**REQUIRED WORK**: Here are records with pictures in them. Copy all of them exactly and leave the pictures out.

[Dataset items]
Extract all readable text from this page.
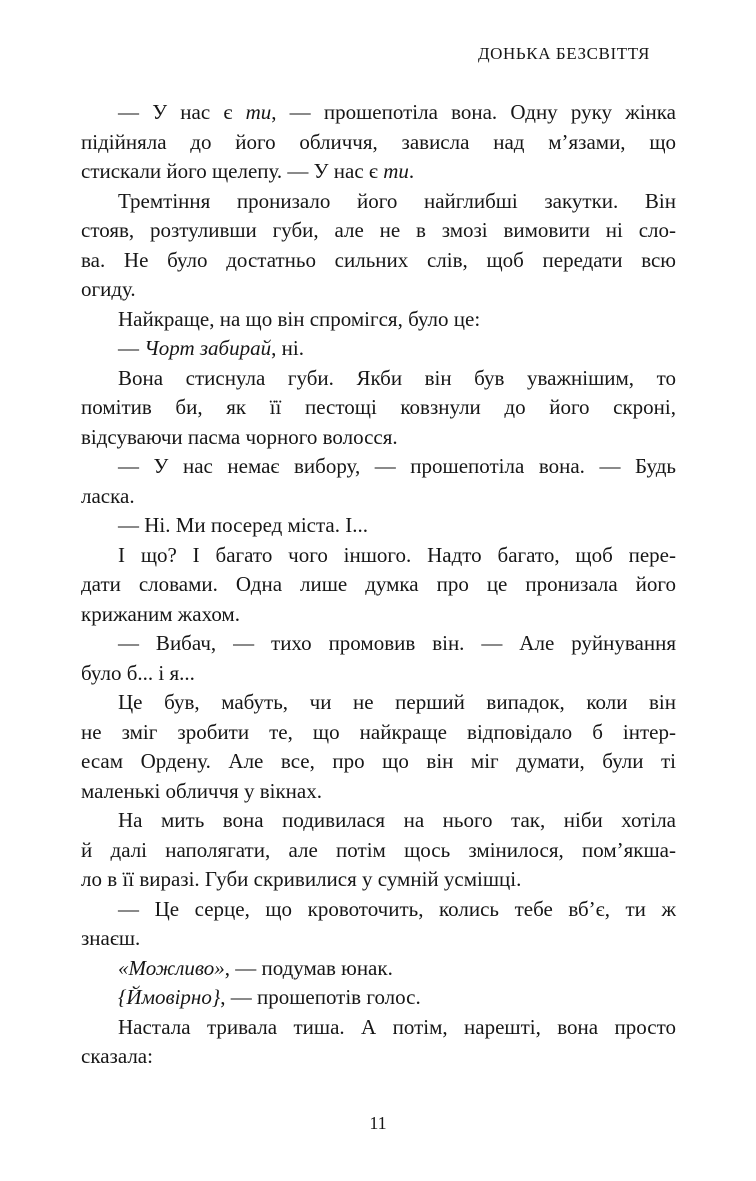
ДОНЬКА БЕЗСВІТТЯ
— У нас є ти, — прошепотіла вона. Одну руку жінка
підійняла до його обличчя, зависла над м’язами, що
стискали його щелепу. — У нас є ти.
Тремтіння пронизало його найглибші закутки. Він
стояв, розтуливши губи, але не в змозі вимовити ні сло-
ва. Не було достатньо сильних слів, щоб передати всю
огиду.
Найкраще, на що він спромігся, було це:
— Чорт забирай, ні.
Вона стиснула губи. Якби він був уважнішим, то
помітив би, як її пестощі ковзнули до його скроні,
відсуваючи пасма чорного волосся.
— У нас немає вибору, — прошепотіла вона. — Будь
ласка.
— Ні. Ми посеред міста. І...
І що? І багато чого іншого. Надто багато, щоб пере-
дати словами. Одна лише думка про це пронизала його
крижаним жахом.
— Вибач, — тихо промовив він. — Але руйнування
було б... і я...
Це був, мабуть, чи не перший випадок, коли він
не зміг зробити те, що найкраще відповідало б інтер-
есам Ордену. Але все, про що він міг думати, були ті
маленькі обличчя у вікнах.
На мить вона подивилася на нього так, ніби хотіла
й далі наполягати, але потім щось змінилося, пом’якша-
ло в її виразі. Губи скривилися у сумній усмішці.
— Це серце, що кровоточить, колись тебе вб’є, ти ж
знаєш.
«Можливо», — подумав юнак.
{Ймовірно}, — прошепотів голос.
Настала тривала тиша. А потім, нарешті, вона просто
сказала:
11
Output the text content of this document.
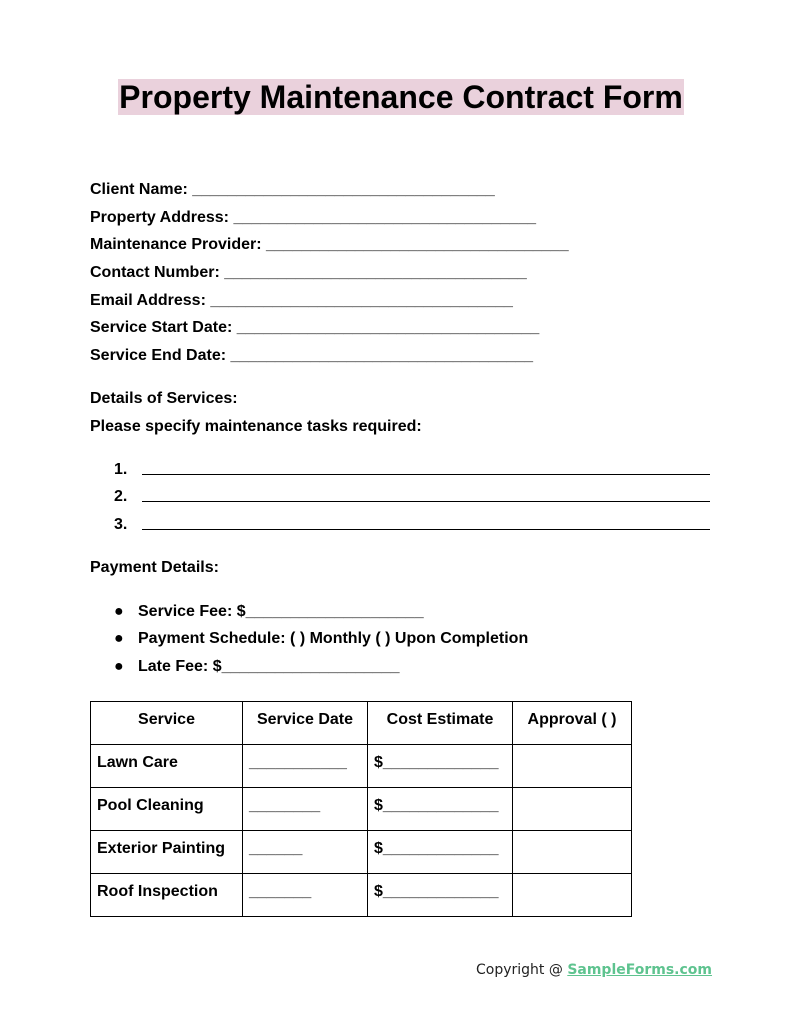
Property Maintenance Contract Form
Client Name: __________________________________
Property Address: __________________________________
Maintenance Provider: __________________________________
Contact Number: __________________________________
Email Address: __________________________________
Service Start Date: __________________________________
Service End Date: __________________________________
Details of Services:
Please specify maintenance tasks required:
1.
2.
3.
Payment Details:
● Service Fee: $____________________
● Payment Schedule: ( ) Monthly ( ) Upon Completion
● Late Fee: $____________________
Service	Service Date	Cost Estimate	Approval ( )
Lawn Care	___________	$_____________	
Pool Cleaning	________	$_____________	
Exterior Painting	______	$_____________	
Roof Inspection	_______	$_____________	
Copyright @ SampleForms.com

**EXERCISE SOLUTION**:
Extract all readable text from this page.
ДОНЬКА БЕЗСВІТТЯ
— У нас є ти, — прошепотіла вона. Одну руку жінка
підійняла до його обличчя, зависла над м’язами, що
стискали його щелепу. — У нас є ти.
Тремтіння пронизало його найглибші закутки. Він
стояв, розтуливши губи, але не в змозі вимовити ні сло-
ва. Не було достатньо сильних слів, щоб передати всю
огиду.
Найкраще, на що він спромігся, було це:
— Чорт забирай, ні.
Вона стиснула губи. Якби він був уважнішим, то
помітив би, як її пестощі ковзнули до його скроні,
відсуваючи пасма чорного волосся.
— У нас немає вибору, — прошепотіла вона. — Будь
ласка.
— Ні. Ми посеред міста. І...
І що? І багато чого іншого. Надто багато, щоб пере-
дати словами. Одна лише думка про це пронизала його
крижаним жахом.
— Вибач, — тихо промовив він. — Але руйнування
було б... і я...
Це був, мабуть, чи не перший випадок, коли він
не зміг зробити те, що найкраще відповідало б інтер-
есам Ордену. Але все, про що він міг думати, були ті
маленькі обличчя у вікнах.
На мить вона подивилася на нього так, ніби хотіла
й далі наполягати, але потім щось змінилося, пом’якша-
ло в її виразі. Губи скривилися у сумній усмішці.
— Це серце, що кровоточить, колись тебе вб’є, ти ж
знаєш.
«Можливо», — подумав юнак.
{Ймовірно}, — прошепотів голос.
Настала тривала тиша. А потім, нарешті, вона просто
сказала:
11
Output the text content of this document.
Property Maintenance Contract Form
Client Name: __________________________________
Property Address: __________________________________
Maintenance Provider: __________________________________
Contact Number: __________________________________
Email Address: __________________________________
Service Start Date: __________________________________
Service End Date: __________________________________
Details of Services:
Please specify maintenance tasks required:
1.
2.
3.
Payment Details:
● Service Fee: $____________________
● Payment Schedule: ( ) Monthly ( ) Upon Completion
● Late Fee: $____________________
Service	Service Date	Cost Estimate	Approval ( )
Lawn Care	___________	$_____________	
Pool Cleaning	________	$_____________	
Exterior Painting	______	$_____________	
Roof Inspection	_______	$_____________	
Copyright @ SampleForms.com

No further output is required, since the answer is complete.